Regulation of the growth of epstein-barr virus-infected B cells: Temporal profile of the development of three distinct cytotoxic cells

The time course of the appearance of cytotoxic cells was examined in cocultures of E-rosetting (E+) cells and EBV-infected non-T cells (4:1 ratio) from the blood of VCA-positive healthy adults. Classical HNK-1+ NK cells were present at the initiation of the cultures and they produced 76 ± 2% specific 51Cr-release from K-562 cells, but they did not effectively lyse the NK-resistant Daudi cells, nor did they kill autologous EBV-induced lymphoblasts (LCLEBV). The NK activity decreased during the first week in culture to 40 ± 7% cytotoxicity. At the same time, nonspecific cytotoxic cells capable of killing Daudi as well as K562 developed and persisted into the third week in culture when it declined. This later nonspecific cytotoxicity was mediated by 4F2+, T8−, HNK-1− activated E+ cells. After 10 days in culture, killing of autologous lclebv increased continuously, from 4 ± 3% at Day 10 to 38 ± 4% by Day 22. The cytotoxicity to lclebv was mediated by classical T8+ CTL, and it was antigen specific and at least partially HLA Class I restricted. The regression of BEBV growth that occurs in e+/bebv cocultures coincides with the development of this CTL-mediated cytotoxicity.

→ **Activity 1**:
Answer these from the abstract on EBV-infected B cells:
(a) What ratio of E+ cells to EBV-infected non-T cells was used in the cocultures?
(b) To what level did NK activity fall during the first week in culture?
(c) Which cells mediated the cytotoxicity to autologous LCLEBV?
→ **Activity 2**:
List every type of target cell whose killing is reported in the abstract on EBV-infected B cells.
The records that follow come from a different source than the text.

→ **Records shown**:

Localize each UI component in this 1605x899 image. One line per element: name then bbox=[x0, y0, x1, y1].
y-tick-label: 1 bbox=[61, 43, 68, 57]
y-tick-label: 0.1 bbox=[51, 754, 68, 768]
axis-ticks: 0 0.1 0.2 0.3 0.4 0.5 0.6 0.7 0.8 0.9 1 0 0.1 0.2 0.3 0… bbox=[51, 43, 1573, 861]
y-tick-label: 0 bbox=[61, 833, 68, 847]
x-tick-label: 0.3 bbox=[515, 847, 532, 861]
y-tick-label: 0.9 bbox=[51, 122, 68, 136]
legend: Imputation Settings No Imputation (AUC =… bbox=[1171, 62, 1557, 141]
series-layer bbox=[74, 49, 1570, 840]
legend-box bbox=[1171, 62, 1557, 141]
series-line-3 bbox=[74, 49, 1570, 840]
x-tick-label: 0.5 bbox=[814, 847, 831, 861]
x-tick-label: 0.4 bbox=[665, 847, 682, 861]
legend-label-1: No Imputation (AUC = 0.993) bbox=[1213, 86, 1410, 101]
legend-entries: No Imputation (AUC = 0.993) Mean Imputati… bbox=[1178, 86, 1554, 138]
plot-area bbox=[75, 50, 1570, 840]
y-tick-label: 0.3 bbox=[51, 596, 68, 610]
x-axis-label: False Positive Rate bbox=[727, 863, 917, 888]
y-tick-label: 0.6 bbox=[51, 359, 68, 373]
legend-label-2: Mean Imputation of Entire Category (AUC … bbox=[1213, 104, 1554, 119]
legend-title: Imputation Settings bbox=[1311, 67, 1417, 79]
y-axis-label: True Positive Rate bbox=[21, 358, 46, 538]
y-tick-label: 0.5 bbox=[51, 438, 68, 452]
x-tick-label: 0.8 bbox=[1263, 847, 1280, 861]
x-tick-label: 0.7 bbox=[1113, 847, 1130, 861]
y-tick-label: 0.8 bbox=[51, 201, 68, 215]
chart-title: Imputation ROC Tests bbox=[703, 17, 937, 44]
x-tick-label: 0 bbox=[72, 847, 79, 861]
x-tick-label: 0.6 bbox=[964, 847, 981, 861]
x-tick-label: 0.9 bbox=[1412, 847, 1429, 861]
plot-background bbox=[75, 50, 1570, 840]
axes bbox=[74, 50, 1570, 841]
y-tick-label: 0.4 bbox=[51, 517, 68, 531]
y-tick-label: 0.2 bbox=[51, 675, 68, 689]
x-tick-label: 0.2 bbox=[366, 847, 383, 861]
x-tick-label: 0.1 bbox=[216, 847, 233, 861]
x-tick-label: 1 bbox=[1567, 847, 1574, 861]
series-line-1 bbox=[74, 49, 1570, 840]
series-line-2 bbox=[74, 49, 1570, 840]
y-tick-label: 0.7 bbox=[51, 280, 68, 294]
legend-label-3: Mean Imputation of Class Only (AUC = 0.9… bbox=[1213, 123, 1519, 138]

→ **Expected output 1**:
(a) 4:1
(b) 40 ± 7% cytotoxicity
(c) Classical T8+ CTL

→ **Expected output 2**:
- K-562 cells
- Daudi cells
- Autologous EBV-induced lymphoblasts (LCLEBV)